:: Required task ::
Copy, from the entries below, each line in which the string "channel" appears.

%%

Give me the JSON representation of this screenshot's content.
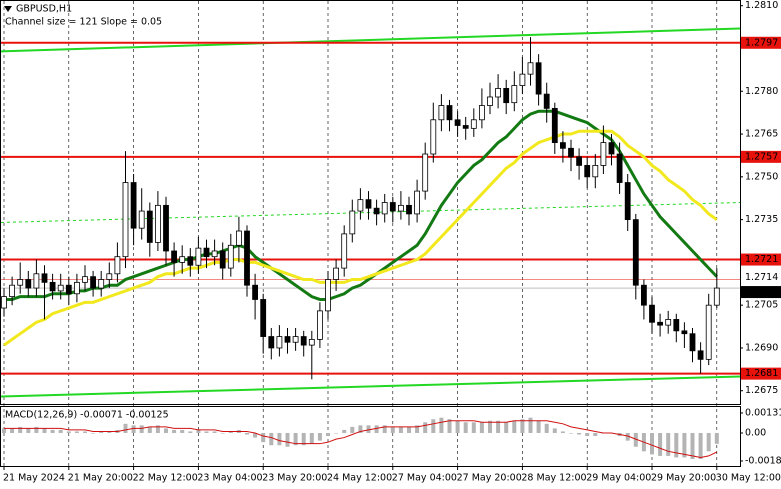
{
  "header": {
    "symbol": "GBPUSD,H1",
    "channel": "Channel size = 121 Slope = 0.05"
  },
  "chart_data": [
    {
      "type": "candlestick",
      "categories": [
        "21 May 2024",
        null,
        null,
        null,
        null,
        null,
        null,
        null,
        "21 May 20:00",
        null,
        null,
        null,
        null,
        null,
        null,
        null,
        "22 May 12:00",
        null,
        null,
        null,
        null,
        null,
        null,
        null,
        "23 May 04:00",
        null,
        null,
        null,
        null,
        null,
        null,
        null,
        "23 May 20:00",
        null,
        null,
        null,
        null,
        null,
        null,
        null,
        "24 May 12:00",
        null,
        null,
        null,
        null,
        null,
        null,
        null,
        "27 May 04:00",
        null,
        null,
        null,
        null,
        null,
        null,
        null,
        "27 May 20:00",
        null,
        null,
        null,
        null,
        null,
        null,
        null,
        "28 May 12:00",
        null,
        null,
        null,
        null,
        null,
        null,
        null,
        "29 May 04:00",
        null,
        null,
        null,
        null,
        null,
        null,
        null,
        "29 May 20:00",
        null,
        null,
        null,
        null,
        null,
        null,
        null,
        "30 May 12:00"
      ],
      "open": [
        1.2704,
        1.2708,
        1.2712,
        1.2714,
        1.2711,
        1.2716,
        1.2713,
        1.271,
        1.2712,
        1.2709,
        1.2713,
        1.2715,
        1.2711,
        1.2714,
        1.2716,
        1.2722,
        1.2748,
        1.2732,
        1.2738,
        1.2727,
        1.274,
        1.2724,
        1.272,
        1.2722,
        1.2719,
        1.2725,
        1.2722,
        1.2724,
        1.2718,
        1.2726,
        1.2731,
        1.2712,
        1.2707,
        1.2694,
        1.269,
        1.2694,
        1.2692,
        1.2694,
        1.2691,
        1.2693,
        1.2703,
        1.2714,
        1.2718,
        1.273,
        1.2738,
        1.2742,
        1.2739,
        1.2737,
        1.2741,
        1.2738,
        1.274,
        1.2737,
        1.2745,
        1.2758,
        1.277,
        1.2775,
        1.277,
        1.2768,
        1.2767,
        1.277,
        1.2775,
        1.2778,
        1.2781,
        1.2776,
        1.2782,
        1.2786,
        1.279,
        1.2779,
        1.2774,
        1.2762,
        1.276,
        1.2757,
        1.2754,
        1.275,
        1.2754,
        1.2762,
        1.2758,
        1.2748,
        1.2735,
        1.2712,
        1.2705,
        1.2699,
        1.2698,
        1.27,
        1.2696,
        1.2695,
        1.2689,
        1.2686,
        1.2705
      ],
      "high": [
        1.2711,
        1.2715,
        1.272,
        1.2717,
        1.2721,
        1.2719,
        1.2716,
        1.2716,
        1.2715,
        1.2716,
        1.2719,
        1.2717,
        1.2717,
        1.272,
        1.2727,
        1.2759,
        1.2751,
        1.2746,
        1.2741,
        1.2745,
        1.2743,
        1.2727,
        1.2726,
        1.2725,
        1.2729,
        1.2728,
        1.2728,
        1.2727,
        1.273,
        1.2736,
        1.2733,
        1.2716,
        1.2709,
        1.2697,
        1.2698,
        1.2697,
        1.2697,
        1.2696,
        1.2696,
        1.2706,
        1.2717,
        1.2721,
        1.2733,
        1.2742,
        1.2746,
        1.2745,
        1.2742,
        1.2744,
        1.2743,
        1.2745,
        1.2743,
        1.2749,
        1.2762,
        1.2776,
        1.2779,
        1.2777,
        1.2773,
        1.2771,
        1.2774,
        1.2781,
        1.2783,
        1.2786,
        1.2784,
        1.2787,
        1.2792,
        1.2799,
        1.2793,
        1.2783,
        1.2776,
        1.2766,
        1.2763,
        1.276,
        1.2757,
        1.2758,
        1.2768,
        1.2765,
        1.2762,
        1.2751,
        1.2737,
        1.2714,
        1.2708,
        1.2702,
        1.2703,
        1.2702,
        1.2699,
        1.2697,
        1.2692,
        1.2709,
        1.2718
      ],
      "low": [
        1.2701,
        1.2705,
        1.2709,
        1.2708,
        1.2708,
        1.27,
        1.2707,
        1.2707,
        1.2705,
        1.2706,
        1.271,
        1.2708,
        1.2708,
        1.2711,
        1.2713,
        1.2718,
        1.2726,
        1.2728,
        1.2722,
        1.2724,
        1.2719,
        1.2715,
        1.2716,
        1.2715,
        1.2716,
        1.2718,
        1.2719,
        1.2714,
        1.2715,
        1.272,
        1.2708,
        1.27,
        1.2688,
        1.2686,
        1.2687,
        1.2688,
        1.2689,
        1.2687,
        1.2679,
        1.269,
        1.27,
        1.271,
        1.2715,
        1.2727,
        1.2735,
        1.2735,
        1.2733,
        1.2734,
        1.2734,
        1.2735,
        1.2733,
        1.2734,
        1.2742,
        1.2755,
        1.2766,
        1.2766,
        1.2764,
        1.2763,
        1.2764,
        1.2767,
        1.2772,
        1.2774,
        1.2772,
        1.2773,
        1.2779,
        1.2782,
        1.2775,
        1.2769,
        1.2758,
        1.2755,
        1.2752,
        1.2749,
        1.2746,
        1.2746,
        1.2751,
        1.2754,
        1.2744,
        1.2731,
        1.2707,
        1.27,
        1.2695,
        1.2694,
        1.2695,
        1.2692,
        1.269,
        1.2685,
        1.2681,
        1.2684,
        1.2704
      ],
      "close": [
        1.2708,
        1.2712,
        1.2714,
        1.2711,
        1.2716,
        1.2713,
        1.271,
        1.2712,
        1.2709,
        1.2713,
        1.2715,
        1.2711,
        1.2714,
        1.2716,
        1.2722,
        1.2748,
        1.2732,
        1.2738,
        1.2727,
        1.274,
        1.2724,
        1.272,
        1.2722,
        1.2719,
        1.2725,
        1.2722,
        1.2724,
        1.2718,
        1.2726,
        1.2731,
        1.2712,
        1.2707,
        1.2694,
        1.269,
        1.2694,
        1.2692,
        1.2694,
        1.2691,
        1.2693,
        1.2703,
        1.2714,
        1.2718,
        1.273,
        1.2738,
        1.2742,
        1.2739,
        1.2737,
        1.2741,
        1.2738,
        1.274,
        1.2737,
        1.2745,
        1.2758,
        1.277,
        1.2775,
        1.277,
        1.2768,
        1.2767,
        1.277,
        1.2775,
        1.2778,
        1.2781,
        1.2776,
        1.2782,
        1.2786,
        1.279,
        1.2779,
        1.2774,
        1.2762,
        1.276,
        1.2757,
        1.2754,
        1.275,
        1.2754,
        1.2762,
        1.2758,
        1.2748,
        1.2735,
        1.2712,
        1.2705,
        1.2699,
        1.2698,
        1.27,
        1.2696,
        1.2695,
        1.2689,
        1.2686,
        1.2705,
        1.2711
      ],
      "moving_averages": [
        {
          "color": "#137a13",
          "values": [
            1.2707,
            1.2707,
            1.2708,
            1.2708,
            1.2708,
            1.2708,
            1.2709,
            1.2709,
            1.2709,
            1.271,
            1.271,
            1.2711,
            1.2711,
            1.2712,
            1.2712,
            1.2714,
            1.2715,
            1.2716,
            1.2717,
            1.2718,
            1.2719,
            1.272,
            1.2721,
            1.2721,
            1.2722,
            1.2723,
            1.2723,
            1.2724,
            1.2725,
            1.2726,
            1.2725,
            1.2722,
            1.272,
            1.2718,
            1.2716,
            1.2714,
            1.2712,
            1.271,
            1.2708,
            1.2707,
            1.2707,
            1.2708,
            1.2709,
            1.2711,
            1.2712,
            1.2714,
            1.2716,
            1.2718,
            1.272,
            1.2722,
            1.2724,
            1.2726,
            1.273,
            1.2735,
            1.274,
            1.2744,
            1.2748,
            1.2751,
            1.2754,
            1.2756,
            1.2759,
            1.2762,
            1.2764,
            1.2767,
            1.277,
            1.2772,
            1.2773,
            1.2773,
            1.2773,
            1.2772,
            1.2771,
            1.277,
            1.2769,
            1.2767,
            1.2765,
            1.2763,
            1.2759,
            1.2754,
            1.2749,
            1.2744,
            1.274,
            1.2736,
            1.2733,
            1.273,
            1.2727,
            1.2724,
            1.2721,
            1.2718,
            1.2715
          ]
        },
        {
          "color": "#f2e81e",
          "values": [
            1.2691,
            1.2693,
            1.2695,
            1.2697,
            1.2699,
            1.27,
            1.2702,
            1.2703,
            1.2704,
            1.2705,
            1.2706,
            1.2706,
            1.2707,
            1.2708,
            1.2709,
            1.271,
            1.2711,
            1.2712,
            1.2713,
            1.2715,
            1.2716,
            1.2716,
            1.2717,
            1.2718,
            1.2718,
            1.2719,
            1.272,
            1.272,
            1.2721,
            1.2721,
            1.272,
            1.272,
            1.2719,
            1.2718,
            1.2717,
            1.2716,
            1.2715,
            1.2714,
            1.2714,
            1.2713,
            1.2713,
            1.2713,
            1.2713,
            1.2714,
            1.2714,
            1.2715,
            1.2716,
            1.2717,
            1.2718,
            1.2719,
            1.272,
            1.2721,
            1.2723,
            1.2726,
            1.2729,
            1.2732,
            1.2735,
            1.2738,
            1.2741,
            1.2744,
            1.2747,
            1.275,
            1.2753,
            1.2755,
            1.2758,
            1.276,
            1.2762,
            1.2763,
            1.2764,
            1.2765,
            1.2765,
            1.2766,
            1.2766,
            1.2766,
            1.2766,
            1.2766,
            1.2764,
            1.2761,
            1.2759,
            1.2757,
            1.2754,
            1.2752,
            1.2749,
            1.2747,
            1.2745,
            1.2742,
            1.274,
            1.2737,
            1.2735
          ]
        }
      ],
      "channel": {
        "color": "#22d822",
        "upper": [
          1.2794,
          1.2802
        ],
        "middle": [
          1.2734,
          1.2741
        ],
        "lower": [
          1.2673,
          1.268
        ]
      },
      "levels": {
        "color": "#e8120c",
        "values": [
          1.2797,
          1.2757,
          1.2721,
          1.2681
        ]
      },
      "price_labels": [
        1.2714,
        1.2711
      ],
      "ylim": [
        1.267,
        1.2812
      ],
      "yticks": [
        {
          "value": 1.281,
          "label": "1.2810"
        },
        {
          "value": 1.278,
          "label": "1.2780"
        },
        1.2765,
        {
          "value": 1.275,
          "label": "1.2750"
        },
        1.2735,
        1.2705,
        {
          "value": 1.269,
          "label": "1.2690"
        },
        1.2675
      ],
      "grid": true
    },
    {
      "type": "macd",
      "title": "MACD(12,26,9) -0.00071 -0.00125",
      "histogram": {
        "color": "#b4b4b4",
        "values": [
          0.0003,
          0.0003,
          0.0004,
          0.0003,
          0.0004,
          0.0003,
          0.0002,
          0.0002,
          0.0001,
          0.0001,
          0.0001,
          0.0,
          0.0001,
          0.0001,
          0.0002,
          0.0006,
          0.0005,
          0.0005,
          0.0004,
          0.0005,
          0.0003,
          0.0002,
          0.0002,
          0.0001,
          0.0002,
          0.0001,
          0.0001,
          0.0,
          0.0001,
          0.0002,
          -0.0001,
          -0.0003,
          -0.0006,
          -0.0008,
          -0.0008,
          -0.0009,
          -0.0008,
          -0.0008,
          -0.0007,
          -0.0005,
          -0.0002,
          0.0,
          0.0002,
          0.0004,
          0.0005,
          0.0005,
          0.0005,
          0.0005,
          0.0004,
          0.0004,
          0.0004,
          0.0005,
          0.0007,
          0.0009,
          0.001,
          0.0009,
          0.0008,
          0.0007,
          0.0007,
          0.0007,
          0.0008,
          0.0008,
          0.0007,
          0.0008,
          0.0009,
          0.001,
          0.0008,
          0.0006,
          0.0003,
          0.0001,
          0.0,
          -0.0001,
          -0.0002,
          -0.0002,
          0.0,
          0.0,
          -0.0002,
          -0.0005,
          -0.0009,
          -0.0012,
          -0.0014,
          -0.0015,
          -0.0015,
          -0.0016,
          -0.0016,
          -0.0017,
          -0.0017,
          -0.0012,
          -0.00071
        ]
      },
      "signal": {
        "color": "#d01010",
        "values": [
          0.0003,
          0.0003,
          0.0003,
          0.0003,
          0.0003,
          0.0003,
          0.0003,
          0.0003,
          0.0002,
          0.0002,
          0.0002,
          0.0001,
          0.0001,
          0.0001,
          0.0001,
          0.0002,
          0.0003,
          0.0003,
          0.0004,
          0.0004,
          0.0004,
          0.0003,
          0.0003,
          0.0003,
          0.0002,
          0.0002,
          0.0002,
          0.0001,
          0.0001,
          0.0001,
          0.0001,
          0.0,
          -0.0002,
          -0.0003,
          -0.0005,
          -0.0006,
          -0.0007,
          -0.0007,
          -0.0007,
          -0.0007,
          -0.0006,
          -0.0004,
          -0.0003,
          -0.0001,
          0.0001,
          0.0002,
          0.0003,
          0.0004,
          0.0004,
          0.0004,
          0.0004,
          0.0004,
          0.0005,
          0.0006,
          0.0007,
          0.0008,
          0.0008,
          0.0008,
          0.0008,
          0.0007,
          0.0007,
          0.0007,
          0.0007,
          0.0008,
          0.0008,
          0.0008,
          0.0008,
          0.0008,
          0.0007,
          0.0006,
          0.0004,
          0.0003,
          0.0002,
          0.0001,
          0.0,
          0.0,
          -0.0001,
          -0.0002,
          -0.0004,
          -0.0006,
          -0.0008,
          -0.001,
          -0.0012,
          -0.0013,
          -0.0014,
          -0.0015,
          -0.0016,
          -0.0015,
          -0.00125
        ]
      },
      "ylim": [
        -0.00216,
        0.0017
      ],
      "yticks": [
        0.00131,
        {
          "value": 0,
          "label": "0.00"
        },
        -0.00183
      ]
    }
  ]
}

%%

:: Exercise solution ::
    "channel": "Channel size = 121 Slope = 0.05"
      "channel": {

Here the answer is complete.